**** Records supplied ****

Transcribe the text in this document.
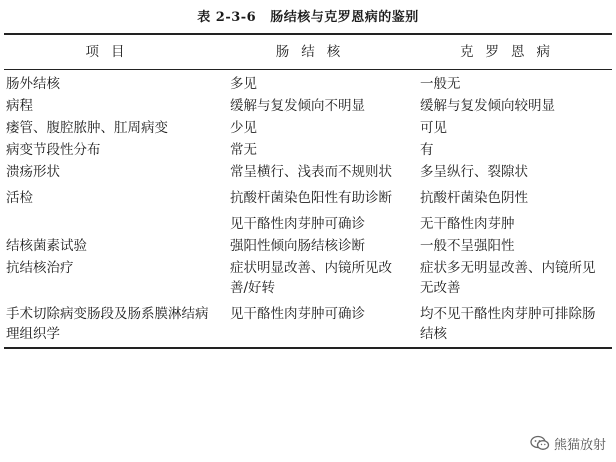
表 2-3-6 肠结核与克罗恩病的鉴别
项目	肠结核	克罗恩病
肠外结核	多见	一般无
病程	缓解与复发倾向不明显	缓解与复发倾向较明显
瘘管、腹腔脓肿、肛周病变	少见	可见
病变节段性分布	常无	有
溃疡形状	常呈横行、浅表而不规则状	多呈纵行、裂隙状
活检	抗酸杆菌染色阳性有助诊断	抗酸杆菌染色阴性
	见干酪性肉芽肿可确诊	无干酪性肉芽肿
结核菌素试验	强阳性倾向肠结核诊断	一般不呈强阳性
抗结核治疗	症状明显改善、内镜所见改善/好转	症状多无明显改善、内镜所见无改善
手术切除病变肠段及肠系膜淋结病理组织学	见干酪性肉芽肿可确诊	均不见干酪性肉芽肿可排除肠结核
熊猫放射
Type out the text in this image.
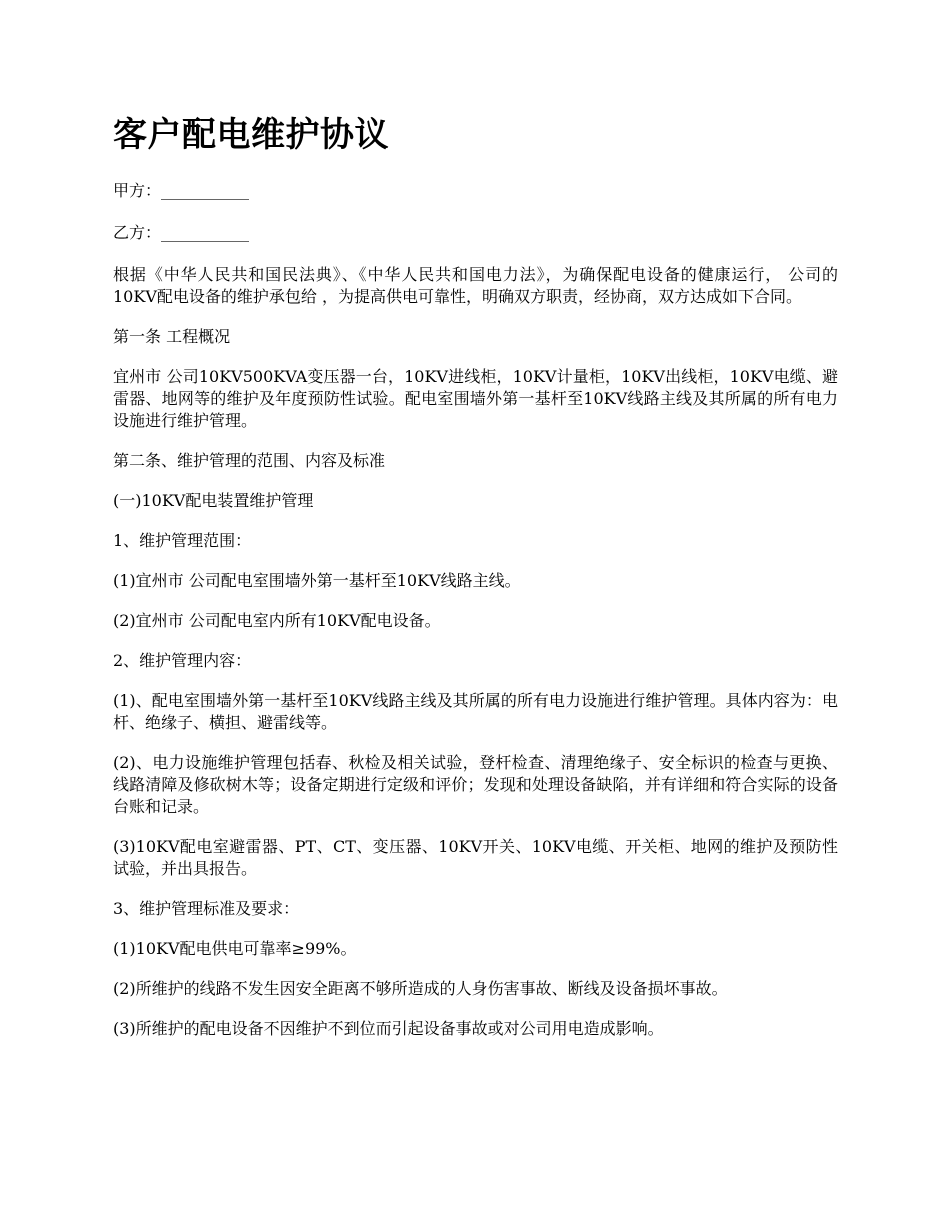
客户配电维护协议

甲方：___________

乙方：___________

根据《中华人民共和国民法典》、《中华人民共和国电力法》，为确保配电设备的健康运行， 公司的10KV配电设备的维护承包给 ，为提高供电可靠性，明确双方职责，经协商，双方达成如下合同。

第一条 工程概况

宜州市 公司10KV500KVA变压器一台，10KV进线柜，10KV计量柜，10KV出线柜，10KV电缆、避雷器、地网等的维护及年度预防性试验。配电室围墙外第一基杆至10KV线路主线及其所属的所有电力设施进行维护管理。

第二条、维护管理的范围、内容及标准

(一)10KV配电装置维护管理

1、维护管理范围：

(1)宜州市 公司配电室围墙外第一基杆至10KV线路主线。

(2)宜州市 公司配电室内所有10KV配电设备。

2、维护管理内容：

(1)、配电室围墙外第一基杆至10KV线路主线及其所属的所有电力设施进行维护管理。具体内容为：电杆、绝缘子、横担、避雷线等。

(2)、电力设施维护管理包括春、秋检及相关试验，登杆检查、清理绝缘子、安全标识的检查与更换、线路清障及修砍树木等；设备定期进行定级和评价；发现和处理设备缺陷，并有详细和符合实际的设备台账和记录。

(3)10KV配电室避雷器、PT、CT、变压器、10KV开关、10KV电缆、开关柜、地网的维护及预防性试验，并出具报告。

3、维护管理标准及要求：

(1)10KV配电供电可靠率≥99%。

(2)所维护的线路不发生因安全距离不够所造成的人身伤害事故、断线及设备损坏事故。

(3)所维护的配电设备不因维护不到位而引起设备事故或对公司用电造成影响。
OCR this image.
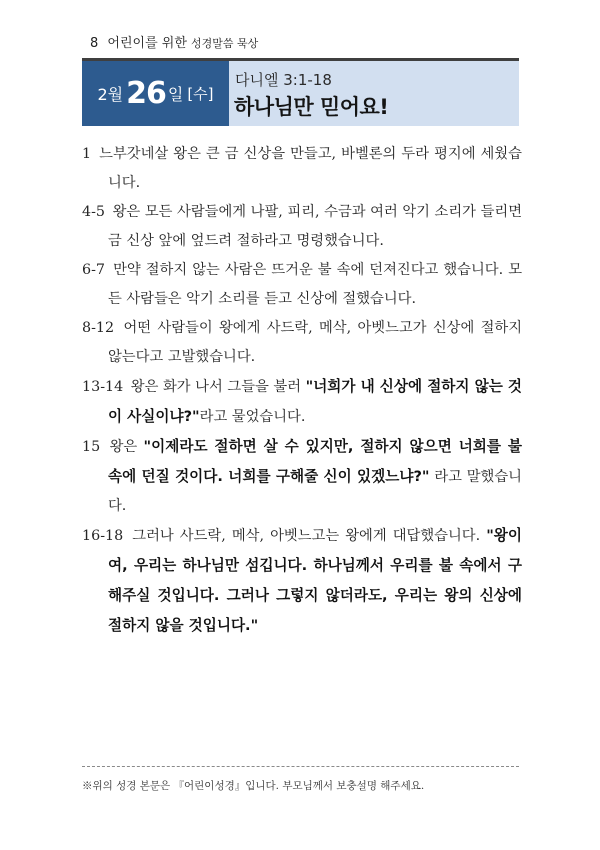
8 어린이를 위한 성경말씀 묵상
2월 26 일 [수]
다니엘 3:1-18
하나님만 믿어요!

1 느부갓네살 왕은 큰 금 신상을 만들고, 바벨론의 두라 평지에 세웠습니다.

4-5 왕은 모든 사람들에게 나팔, 피리, 수금과 여러 악기 소리가 들리면 금 신상 앞에 엎드려 절하라고 명령했습니다.

6-7 만약 절하지 않는 사람은 뜨거운 불 속에 던져진다고 했습니다. 모든 사람들은 악기 소리를 듣고 신상에 절했습니다.

8-12 어떤 사람들이 왕에게 사드락, 메삭, 아벳느고가 신상에 절하지 않는다고 고발했습니다.

13-14 왕은 화가 나서 그들을 불러 "너희가 내 신상에 절하지 않는 것이 사실이냐?"라고 물었습니다.

15 왕은 "이제라도 절하면 살 수 있지만, 절하지 않으면 너희를 불 속에 던질 것이다. 너희를 구해줄 신이 있겠느냐?" 라고 말했습니다.

16-18 그러나 사드락, 메삭, 아벳느고는 왕에게 대답했습니다. "왕이여, 우리는 하나님만 섬깁니다. 하나님께서 우리를 불 속에서 구해주실 것입니다. 그러나 그렇지 않더라도, 우리는 왕의 신상에 절하지 않을 것입니다."

※위의 성경 본문은 『어린이성경』입니다. 부모님께서 보충설명 해주세요.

****

Task goal — Find the word "this" in the records and pull out each line that has it.

Written response —
Transcribe the text in this document.
Type out the text in this image.
OCR this image.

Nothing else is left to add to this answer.